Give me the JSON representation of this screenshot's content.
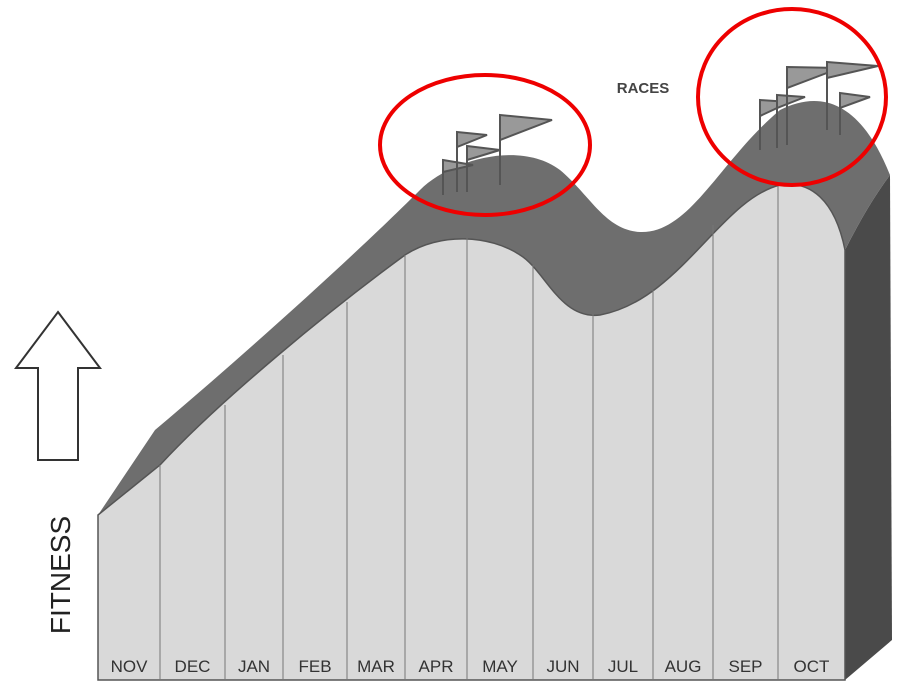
{
  "annotation": "RACES",
  "ylabel": "FITNESS",
  "months": [
    "NOV",
    "DEC",
    "JAN",
    "FEB",
    "MAR",
    "APR",
    "MAY",
    "JUN",
    "JUL",
    "AUG",
    "SEP",
    "OCT"
  ]
}
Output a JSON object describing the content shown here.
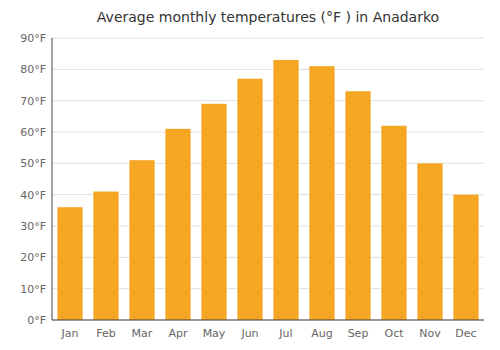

◆ ◆ ◆

_Exercise aim_: Can you retype every record above exactly, leaving out the pictures?

_Solution to the exercise_:
Give me the JSON representation of this screenshot's content.
{
  "annotation": "RACES",
  "ylabel": "FITNESS",
  "months": [
    "NOV",
    "DEC",
    "JAN",
    "FEB",
    "MAR",
    "APR",
    "MAY",
    "JUN",
    "JUL",
    "AUG",
    "SEP",
    "OCT"
  ]
}
Output a JSON object describing the content shown here.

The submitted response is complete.